In full and without deviation, write out the entries that follow.

[BEGIN Extracted entries]

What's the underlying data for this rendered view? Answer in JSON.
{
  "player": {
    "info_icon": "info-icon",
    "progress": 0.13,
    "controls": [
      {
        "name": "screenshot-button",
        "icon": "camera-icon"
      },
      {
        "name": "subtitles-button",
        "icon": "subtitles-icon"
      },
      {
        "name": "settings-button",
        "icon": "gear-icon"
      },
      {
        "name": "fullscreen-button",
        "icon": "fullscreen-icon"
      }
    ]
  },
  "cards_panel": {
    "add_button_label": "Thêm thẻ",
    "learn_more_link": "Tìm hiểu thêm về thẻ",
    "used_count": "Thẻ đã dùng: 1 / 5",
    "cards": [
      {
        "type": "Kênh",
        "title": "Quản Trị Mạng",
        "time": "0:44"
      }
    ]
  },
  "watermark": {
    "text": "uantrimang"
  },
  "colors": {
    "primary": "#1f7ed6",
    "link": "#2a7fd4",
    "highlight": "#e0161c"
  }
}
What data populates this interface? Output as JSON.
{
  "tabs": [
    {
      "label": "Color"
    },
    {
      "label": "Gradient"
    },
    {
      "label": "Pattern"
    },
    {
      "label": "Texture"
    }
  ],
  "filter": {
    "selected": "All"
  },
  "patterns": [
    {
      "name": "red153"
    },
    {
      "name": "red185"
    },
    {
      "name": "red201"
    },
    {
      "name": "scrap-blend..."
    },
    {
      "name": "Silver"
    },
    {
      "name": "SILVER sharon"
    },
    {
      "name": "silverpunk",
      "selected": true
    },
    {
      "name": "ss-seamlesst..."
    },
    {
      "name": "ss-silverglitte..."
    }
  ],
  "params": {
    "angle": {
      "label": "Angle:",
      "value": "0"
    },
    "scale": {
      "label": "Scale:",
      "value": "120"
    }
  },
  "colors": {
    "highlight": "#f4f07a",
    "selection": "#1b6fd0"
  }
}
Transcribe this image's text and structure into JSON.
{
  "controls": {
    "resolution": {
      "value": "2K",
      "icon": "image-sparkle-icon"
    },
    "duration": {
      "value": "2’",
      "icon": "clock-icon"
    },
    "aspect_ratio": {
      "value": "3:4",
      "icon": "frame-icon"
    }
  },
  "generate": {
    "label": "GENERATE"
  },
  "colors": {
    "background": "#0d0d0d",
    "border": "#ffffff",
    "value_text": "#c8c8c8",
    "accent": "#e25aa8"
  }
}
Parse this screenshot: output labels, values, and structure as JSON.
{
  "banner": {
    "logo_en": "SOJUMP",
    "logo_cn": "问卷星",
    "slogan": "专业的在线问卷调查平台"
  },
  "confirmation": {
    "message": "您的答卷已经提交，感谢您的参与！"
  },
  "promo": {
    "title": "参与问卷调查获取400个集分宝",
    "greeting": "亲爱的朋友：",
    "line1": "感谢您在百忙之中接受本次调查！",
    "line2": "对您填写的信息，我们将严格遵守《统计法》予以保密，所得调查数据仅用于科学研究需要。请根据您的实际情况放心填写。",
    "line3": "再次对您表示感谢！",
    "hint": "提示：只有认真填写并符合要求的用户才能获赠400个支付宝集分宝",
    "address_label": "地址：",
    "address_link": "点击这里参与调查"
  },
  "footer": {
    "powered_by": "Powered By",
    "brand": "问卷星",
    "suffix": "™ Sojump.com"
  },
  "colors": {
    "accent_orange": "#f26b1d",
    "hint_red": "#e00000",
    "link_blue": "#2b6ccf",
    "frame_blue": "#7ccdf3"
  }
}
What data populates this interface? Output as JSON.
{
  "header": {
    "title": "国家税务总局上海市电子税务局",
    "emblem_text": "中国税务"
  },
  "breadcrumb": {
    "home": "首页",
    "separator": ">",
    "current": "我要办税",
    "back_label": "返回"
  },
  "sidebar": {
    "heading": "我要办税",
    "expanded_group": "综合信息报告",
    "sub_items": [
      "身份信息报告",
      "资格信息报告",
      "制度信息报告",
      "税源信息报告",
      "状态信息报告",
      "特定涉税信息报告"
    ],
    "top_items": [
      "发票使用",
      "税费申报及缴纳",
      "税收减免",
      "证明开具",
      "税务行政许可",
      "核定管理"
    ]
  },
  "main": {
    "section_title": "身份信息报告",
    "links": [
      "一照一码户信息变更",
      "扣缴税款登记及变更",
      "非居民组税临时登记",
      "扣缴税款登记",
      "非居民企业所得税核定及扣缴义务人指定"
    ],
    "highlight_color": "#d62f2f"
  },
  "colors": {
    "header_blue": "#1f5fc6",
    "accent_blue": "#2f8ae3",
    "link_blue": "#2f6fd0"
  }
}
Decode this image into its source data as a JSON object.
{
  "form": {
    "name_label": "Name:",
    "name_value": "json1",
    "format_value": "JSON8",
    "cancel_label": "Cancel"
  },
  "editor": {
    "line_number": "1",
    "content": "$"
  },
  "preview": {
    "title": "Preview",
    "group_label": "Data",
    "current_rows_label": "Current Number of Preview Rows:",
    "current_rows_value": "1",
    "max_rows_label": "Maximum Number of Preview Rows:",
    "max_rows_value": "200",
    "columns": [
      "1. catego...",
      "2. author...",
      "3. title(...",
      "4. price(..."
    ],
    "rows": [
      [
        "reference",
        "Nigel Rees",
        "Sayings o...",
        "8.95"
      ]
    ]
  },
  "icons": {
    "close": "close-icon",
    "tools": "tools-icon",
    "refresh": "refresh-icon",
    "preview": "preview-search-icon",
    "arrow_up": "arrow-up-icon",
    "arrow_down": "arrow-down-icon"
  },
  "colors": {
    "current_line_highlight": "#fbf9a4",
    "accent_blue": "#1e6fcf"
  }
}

[END Extracted entries]

Solution:
What's the underlying data for this rendered view? Answer in JSON.
{
  "player": {
    "info_icon": "info-icon",
    "progress": 0.13,
    "controls": [
      {
        "name": "screenshot-button",
        "icon": "camera-icon"
      },
      {
        "name": "subtitles-button",
        "icon": "subtitles-icon"
      },
      {
        "name": "settings-button",
        "icon": "gear-icon"
      },
      {
        "name": "fullscreen-button",
        "icon": "fullscreen-icon"
      }
    ]
  },
  "cards_panel": {
    "add_button_label": "Thêm thẻ",
    "learn_more_link": "Tìm hiểu thêm về thẻ",
    "used_count": "Thẻ đã dùng: 1 / 5",
    "cards": [
      {
        "type": "Kênh",
        "title": "Quản Trị Mạng",
        "time": "0:44"
      }
    ]
  },
  "watermark": {
    "text": "uantrimang"
  },
  "colors": {
    "primary": "#1f7ed6",
    "link": "#2a7fd4",
    "highlight": "#e0161c"
  }
}
What data populates this interface? Output as JSON.
{
  "tabs": [
    {
      "label": "Color"
    },
    {
      "label": "Gradient"
    },
    {
      "label": "Pattern"
    },
    {
      "label": "Texture"
    }
  ],
  "filter": {
    "selected": "All"
  },
  "patterns": [
    {
      "name": "red153"
    },
    {
      "name": "red185"
    },
    {
      "name": "red201"
    },
    {
      "name": "scrap-blend..."
    },
    {
      "name": "Silver"
    },
    {
      "name": "SILVER sharon"
    },
    {
      "name": "silverpunk",
      "selected": true
    },
    {
      "name": "ss-seamlesst..."
    },
    {
      "name": "ss-silverglitte..."
    }
  ],
  "params": {
    "angle": {
      "label": "Angle:",
      "value": "0"
    },
    "scale": {
      "label": "Scale:",
      "value": "120"
    }
  },
  "colors": {
    "highlight": "#f4f07a",
    "selection": "#1b6fd0"
  }
}
Transcribe this image's text and structure into JSON.
{
  "controls": {
    "resolution": {
      "value": "2K",
      "icon": "image-sparkle-icon"
    },
    "duration": {
      "value": "2’",
      "icon": "clock-icon"
    },
    "aspect_ratio": {
      "value": "3:4",
      "icon": "frame-icon"
    }
  },
  "generate": {
    "label": "GENERATE"
  },
  "colors": {
    "background": "#0d0d0d",
    "border": "#ffffff",
    "value_text": "#c8c8c8",
    "accent": "#e25aa8"
  }
}
Parse this screenshot: output labels, values, and structure as JSON.
{
  "banner": {
    "logo_en": "SOJUMP",
    "logo_cn": "问卷星",
    "slogan": "专业的在线问卷调查平台"
  },
  "confirmation": {
    "message": "您的答卷已经提交，感谢您的参与！"
  },
  "promo": {
    "title": "参与问卷调查获取400个集分宝",
    "greeting": "亲爱的朋友：",
    "line1": "感谢您在百忙之中接受本次调查！",
    "line2": "对您填写的信息，我们将严格遵守《统计法》予以保密，所得调查数据仅用于科学研究需要。请根据您的实际情况放心填写。",
    "line3": "再次对您表示感谢！",
    "hint": "提示：只有认真填写并符合要求的用户才能获赠400个支付宝集分宝",
    "address_label": "地址：",
    "address_link": "点击这里参与调查"
  },
  "footer": {
    "powered_by": "Powered By",
    "brand": "问卷星",
    "suffix": "™ Sojump.com"
  },
  "colors": {
    "accent_orange": "#f26b1d",
    "hint_red": "#e00000",
    "link_blue": "#2b6ccf",
    "frame_blue": "#7ccdf3"
  }
}
What data populates this interface? Output as JSON.
{
  "header": {
    "title": "国家税务总局上海市电子税务局",
    "emblem_text": "中国税务"
  },
  "breadcrumb": {
    "home": "首页",
    "separator": ">",
    "current": "我要办税",
    "back_label": "返回"
  },
  "sidebar": {
    "heading": "我要办税",
    "expanded_group": "综合信息报告",
    "sub_items": [
      "身份信息报告",
      "资格信息报告",
      "制度信息报告",
      "税源信息报告",
      "状态信息报告",
      "特定涉税信息报告"
    ],
    "top_items": [
      "发票使用",
      "税费申报及缴纳",
      "税收减免",
      "证明开具",
      "税务行政许可",
      "核定管理"
    ]
  },
  "main": {
    "section_title": "身份信息报告",
    "links": [
      "一照一码户信息变更",
      "扣缴税款登记及变更",
      "非居民组税临时登记",
      "扣缴税款登记",
      "非居民企业所得税核定及扣缴义务人指定"
    ],
    "highlight_color": "#d62f2f"
  },
  "colors": {
    "header_blue": "#1f5fc6",
    "accent_blue": "#2f8ae3",
    "link_blue": "#2f6fd0"
  }
}
Decode this image into its source data as a JSON object.
{
  "form": {
    "name_label": "Name:",
    "name_value": "json1",
    "format_value": "JSON8",
    "cancel_label": "Cancel"
  },
  "editor": {
    "line_number": "1",
    "content": "$"
  },
  "preview": {
    "title": "Preview",
    "group_label": "Data",
    "current_rows_label": "Current Number of Preview Rows:",
    "current_rows_value": "1",
    "max_rows_label": "Maximum Number of Preview Rows:",
    "max_rows_value": "200",
    "columns": [
      "1. catego...",
      "2. author...",
      "3. title(...",
      "4. price(..."
    ],
    "rows": [
      [
        "reference",
        "Nigel Rees",
        "Sayings o...",
        "8.95"
      ]
    ]
  },
  "icons": {
    "close": "close-icon",
    "tools": "tools-icon",
    "refresh": "refresh-icon",
    "preview": "preview-search-icon",
    "arrow_up": "arrow-up-icon",
    "arrow_down": "arrow-down-icon"
  },
  "colors": {
    "current_line_highlight": "#fbf9a4",
    "accent_blue": "#1e6fcf"
  }
}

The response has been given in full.